EXERCISE AIM » Repeat the material in full. Keep every line exactly as it is.

Records from a data source:
━━━━━━━━━━━━━━━━

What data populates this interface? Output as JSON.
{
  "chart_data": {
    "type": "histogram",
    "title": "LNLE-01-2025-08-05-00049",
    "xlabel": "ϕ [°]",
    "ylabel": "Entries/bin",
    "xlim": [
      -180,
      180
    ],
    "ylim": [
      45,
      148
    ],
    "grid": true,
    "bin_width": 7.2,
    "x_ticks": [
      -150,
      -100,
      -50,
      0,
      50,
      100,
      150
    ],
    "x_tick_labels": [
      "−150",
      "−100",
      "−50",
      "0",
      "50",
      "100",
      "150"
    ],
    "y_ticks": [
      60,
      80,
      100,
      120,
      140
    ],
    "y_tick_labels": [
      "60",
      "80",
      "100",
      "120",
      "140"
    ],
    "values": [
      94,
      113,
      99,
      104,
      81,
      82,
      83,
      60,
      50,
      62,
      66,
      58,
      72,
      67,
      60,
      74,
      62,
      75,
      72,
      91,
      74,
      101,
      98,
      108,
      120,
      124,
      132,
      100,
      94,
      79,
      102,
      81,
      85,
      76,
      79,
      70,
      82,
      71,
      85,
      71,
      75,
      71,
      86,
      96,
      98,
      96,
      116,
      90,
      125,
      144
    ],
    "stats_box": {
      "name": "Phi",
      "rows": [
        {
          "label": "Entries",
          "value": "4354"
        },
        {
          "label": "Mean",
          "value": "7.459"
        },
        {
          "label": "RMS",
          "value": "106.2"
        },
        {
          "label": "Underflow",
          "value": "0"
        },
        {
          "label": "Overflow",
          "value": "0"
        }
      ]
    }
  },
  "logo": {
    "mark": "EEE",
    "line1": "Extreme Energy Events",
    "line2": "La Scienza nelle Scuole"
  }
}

━━━━━━━━━━━━━━━━

SOLUTION FOR THIS PROBLEM »
What data populates this interface? Output as JSON.
{
  "chart_data": {
    "type": "histogram",
    "title": "LNLE-01-2025-08-05-00049",
    "xlabel": "ϕ [°]",
    "ylabel": "Entries/bin",
    "xlim": [
      -180,
      180
    ],
    "ylim": [
      45,
      148
    ],
    "grid": true,
    "bin_width": 7.2,
    "x_ticks": [
      -150,
      -100,
      -50,
      0,
      50,
      100,
      150
    ],
    "x_tick_labels": [
      "−150",
      "−100",
      "−50",
      "0",
      "50",
      "100",
      "150"
    ],
    "y_ticks": [
      60,
      80,
      100,
      120,
      140
    ],
    "y_tick_labels": [
      "60",
      "80",
      "100",
      "120",
      "140"
    ],
    "values": [
      94,
      113,
      99,
      104,
      81,
      82,
      83,
      60,
      50,
      62,
      66,
      58,
      72,
      67,
      60,
      74,
      62,
      75,
      72,
      91,
      74,
      101,
      98,
      108,
      120,
      124,
      132,
      100,
      94,
      79,
      102,
      81,
      85,
      76,
      79,
      70,
      82,
      71,
      85,
      71,
      75,
      71,
      86,
      96,
      98,
      96,
      116,
      90,
      125,
      144
    ],
    "stats_box": {
      "name": "Phi",
      "rows": [
        {
          "label": "Entries",
          "value": "4354"
        },
        {
          "label": "Mean",
          "value": "7.459"
        },
        {
          "label": "RMS",
          "value": "106.2"
        },
        {
          "label": "Underflow",
          "value": "0"
        },
        {
          "label": "Overflow",
          "value": "0"
        }
      ]
    }
  },
  "logo": {
    "mark": "EEE",
    "line1": "Extreme Energy Events",
    "line2": "La Scienza nelle Scuole"
  }
}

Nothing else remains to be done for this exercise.